**AVAILABLE RECORDS:**
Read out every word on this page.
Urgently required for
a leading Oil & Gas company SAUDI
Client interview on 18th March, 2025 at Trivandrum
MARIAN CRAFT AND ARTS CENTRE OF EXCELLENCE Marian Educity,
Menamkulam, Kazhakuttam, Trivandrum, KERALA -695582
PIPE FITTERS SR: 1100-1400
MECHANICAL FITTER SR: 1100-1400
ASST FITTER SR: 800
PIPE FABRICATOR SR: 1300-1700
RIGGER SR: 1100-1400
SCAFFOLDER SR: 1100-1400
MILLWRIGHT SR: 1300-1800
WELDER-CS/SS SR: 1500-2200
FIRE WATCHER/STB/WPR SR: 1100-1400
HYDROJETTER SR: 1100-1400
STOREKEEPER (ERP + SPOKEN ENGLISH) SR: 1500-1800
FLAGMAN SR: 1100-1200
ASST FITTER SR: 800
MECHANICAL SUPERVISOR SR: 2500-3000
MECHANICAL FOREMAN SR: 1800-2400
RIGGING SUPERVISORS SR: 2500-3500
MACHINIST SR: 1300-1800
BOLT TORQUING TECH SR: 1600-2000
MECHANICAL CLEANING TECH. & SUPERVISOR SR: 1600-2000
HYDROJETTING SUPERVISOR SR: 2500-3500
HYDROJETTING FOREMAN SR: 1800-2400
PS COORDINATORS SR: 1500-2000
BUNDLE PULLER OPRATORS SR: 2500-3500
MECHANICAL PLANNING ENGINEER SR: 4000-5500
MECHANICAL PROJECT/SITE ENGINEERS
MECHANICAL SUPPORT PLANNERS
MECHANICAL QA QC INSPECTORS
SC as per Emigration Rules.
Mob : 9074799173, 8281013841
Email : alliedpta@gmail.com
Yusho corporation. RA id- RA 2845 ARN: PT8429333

**WORK REQUIRED:** Only lines with the string "MECHANICAL" belong in your answer; copy each one.

**FULL RESPONSE:**
MECHANICAL FITTER SR: 1100-1400
MECHANICAL SUPERVISOR SR: 2500-3000
MECHANICAL FOREMAN SR: 1800-2400
MECHANICAL CLEANING TECH. & SUPERVISOR SR: 1600-2000
MECHANICAL PLANNING ENGINEER SR: 4000-5500
MECHANICAL PROJECT/SITE ENGINEERS
MECHANICAL SUPPORT PLANNERS
MECHANICAL QA QC INSPECTORS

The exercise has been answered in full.